[STATED GOAL] Put the part of the data that opens with the line containing "figure-title-line2: Time: 2024/10/06" and closes with the line containing "pressure-legend: Pres.[min=987] bbox=[621, 913, 839, 949]" into a Markdown table with the columns Row and Data line. Number each row and leave out any blank lines.

[EXTRACTED RECORDS]
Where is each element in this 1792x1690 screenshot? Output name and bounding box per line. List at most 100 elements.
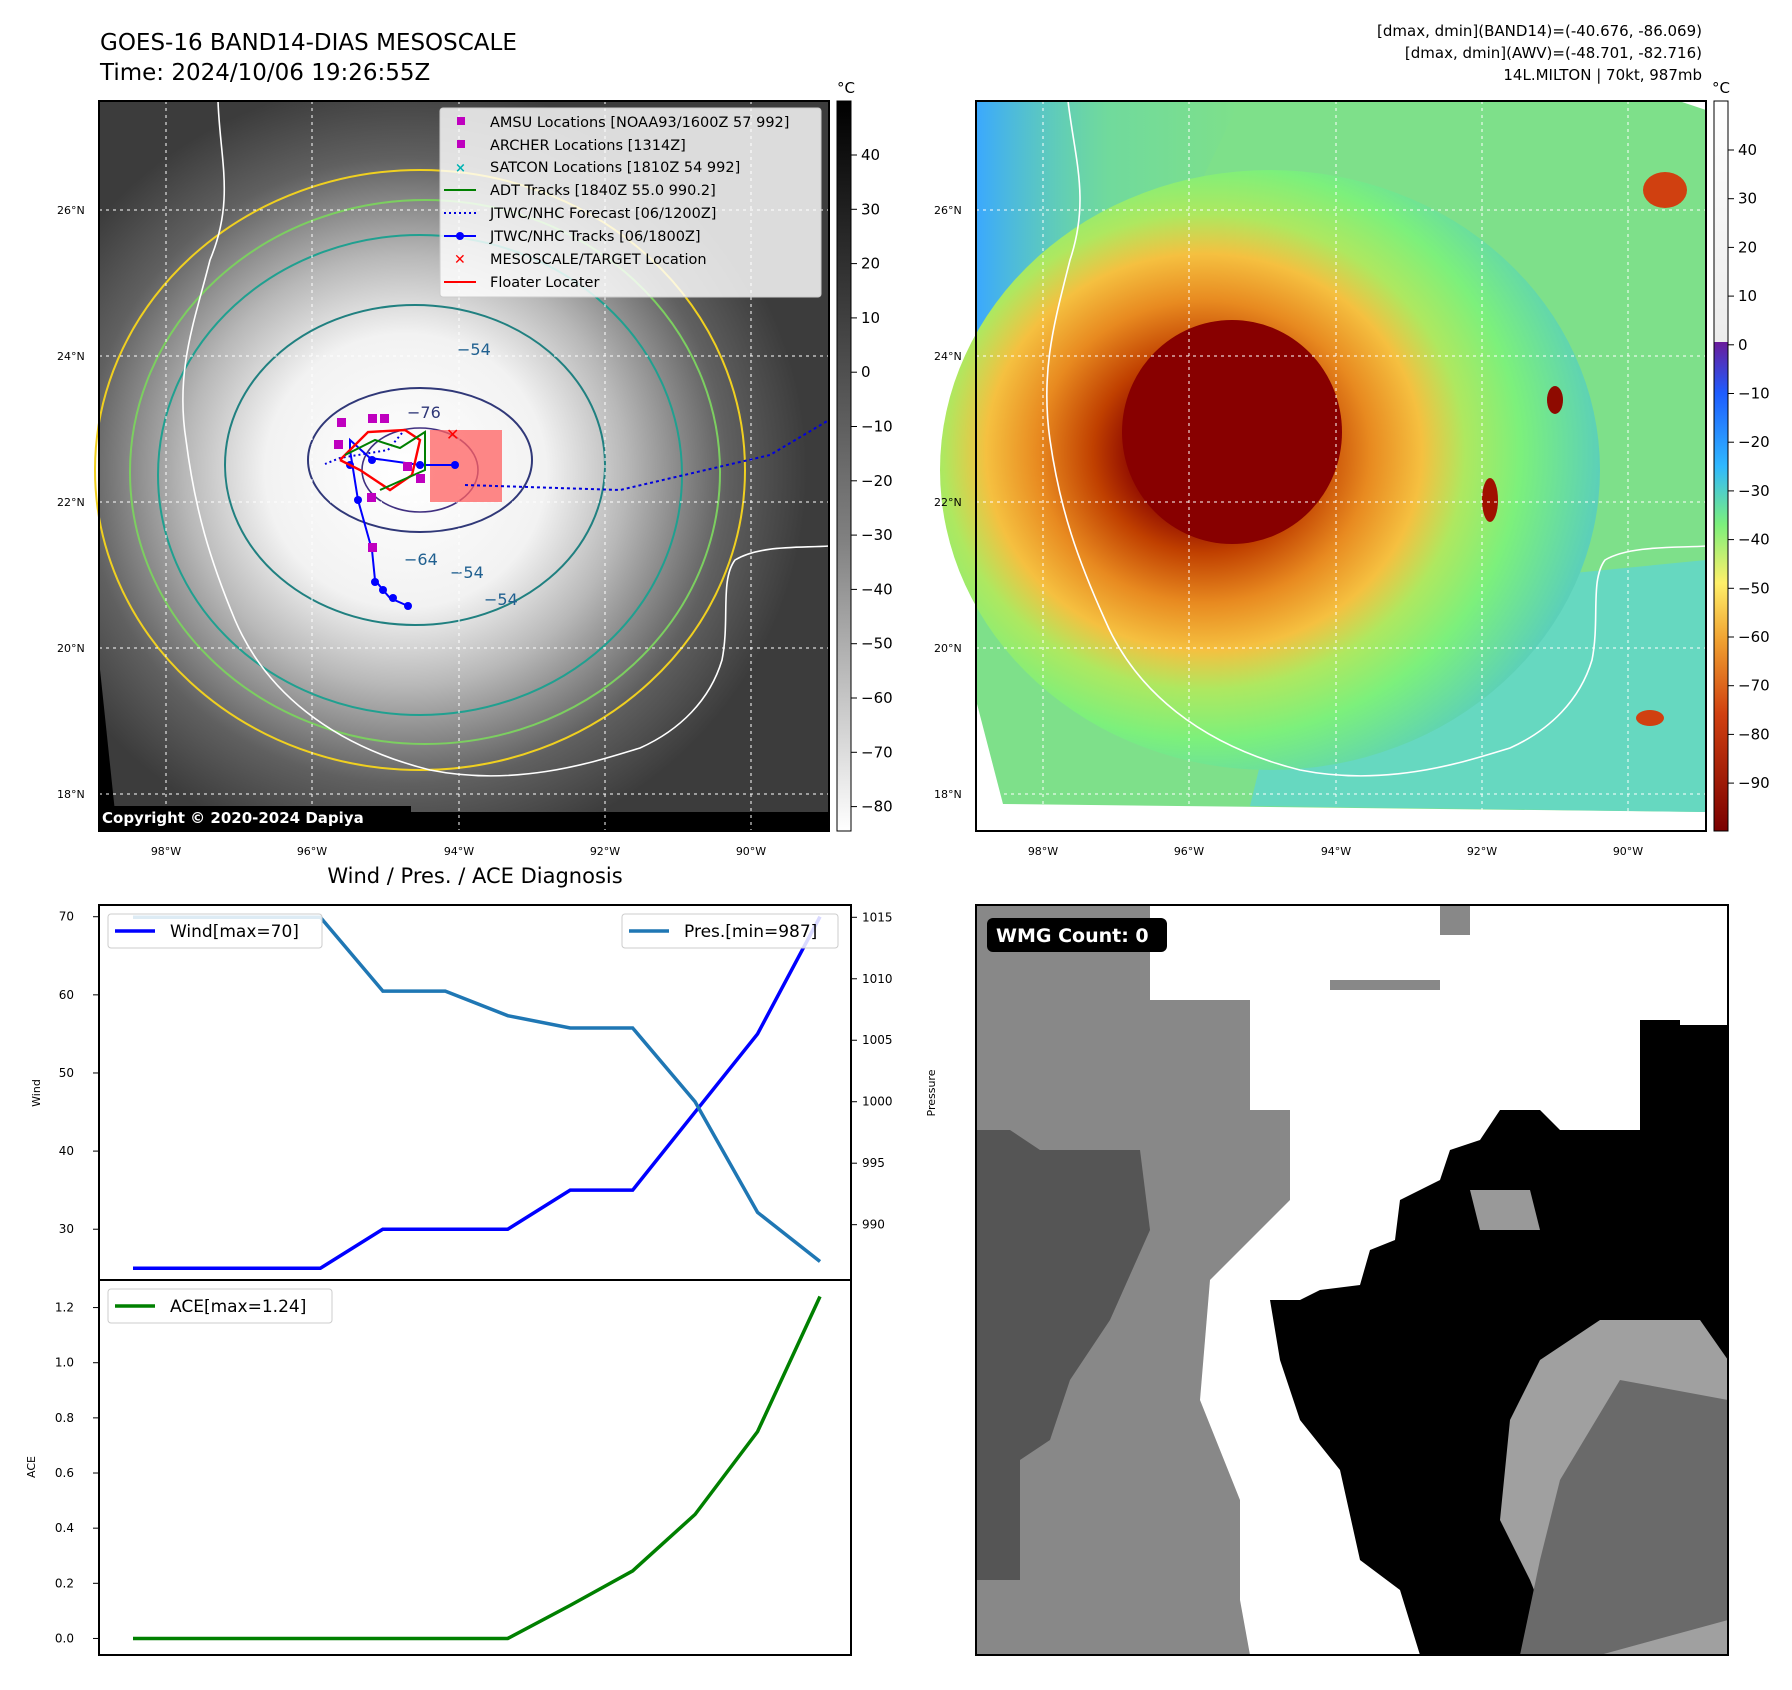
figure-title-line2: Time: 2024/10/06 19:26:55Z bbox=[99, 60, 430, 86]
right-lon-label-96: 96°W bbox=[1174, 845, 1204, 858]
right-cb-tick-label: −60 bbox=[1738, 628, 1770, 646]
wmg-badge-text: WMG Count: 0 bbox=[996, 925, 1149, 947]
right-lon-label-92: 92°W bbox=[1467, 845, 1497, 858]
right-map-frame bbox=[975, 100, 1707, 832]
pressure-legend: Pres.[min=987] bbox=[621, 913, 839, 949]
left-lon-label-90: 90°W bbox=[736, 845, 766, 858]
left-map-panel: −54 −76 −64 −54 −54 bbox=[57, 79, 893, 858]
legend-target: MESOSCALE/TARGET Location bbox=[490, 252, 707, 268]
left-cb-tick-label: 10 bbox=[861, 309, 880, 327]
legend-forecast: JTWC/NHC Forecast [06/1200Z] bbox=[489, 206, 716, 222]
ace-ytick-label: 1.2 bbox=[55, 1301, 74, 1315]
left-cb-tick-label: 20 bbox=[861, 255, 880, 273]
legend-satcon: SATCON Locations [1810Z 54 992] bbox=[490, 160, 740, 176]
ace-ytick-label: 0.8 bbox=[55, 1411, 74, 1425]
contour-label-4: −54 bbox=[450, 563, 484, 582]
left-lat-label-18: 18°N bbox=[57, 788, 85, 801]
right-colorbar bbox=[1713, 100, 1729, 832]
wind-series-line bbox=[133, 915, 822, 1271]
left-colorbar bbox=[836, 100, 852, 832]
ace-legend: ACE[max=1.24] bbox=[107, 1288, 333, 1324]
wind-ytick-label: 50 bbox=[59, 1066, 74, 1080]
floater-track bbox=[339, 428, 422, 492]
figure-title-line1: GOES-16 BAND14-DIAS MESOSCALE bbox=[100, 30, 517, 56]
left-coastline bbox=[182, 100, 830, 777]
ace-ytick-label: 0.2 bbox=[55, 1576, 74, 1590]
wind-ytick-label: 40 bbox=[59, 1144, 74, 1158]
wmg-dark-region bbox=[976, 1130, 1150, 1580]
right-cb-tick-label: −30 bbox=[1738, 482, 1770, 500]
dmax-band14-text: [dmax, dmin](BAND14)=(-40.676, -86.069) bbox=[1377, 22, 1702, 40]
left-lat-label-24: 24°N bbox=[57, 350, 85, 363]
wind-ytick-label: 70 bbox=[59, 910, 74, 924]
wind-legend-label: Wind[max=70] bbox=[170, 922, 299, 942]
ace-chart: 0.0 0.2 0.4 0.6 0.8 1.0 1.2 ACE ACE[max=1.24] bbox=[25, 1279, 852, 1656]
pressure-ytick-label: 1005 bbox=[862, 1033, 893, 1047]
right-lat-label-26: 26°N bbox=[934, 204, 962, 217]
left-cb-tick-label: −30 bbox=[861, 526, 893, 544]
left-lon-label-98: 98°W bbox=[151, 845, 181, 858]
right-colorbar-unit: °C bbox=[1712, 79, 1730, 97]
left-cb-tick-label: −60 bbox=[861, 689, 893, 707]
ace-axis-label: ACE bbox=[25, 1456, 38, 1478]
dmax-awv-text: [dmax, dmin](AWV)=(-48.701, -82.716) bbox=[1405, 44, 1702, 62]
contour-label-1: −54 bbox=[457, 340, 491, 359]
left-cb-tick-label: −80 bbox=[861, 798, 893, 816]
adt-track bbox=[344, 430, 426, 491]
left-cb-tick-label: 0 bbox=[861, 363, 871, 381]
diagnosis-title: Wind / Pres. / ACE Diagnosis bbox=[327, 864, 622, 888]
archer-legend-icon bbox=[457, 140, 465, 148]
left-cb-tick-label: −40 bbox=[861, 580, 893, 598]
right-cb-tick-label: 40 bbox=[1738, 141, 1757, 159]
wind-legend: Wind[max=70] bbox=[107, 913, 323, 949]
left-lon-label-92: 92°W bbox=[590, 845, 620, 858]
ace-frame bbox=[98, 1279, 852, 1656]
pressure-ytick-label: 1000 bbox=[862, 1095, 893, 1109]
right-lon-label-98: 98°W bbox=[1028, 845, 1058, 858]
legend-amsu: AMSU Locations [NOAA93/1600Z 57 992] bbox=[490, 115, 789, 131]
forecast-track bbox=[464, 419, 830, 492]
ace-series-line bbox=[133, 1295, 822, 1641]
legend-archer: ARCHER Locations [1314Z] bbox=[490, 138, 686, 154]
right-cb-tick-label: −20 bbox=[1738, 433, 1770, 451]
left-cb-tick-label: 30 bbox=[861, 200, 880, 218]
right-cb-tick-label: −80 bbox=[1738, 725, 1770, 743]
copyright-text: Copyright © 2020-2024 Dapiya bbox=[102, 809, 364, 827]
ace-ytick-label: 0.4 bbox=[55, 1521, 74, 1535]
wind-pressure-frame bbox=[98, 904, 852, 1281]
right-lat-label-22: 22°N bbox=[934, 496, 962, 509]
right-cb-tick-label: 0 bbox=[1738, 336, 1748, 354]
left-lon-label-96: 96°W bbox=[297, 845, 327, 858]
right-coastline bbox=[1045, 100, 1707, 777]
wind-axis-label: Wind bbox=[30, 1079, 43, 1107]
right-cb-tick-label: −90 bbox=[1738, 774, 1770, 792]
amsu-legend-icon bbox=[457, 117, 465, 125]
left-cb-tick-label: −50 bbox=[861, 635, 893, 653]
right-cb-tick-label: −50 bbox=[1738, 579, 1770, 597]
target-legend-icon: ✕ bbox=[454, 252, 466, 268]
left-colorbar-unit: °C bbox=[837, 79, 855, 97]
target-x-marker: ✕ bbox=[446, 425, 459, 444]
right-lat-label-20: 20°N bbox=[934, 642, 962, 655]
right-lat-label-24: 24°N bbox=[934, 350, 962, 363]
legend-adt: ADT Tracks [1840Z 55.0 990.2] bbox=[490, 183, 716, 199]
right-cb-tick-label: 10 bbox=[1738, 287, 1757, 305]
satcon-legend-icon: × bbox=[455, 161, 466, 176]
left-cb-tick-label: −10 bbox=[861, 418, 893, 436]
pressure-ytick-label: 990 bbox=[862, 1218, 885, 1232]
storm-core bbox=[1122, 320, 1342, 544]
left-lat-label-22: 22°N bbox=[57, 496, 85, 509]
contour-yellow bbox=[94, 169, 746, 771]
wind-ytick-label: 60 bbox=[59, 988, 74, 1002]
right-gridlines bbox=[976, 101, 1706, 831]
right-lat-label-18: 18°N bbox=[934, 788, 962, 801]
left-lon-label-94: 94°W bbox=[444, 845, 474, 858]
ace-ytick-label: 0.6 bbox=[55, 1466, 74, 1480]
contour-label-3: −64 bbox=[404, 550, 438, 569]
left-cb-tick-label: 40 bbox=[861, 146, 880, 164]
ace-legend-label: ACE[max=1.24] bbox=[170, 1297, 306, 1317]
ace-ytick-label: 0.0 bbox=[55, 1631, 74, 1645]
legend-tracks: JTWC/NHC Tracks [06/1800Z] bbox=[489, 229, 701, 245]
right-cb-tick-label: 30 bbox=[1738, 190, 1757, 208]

[EXERCISE SOLUTION]
| Row | Data line |
|---|---|
| 1 | figure-title-line2: Time: 2024/10/06 19:26:55Z bbox=[99, 60, 430, 86] |
| 2 | right-lon-label-96: 96°W bbox=[1174, 845, 1204, 858] |
| 3 | right-cb-tick-label: −60 bbox=[1738, 628, 1770, 646] |
| 4 | wmg-badge-text: WMG Count: 0 bbox=[996, 925, 1149, 947] |
| 5 | right-lon-label-92: 92°W bbox=[1467, 845, 1497, 858] |
| 6 | right-map-frame bbox=[975, 100, 1707, 832] |
| 7 | pressure-legend: Pres.[min=987] bbox=[621, 913, 839, 949] |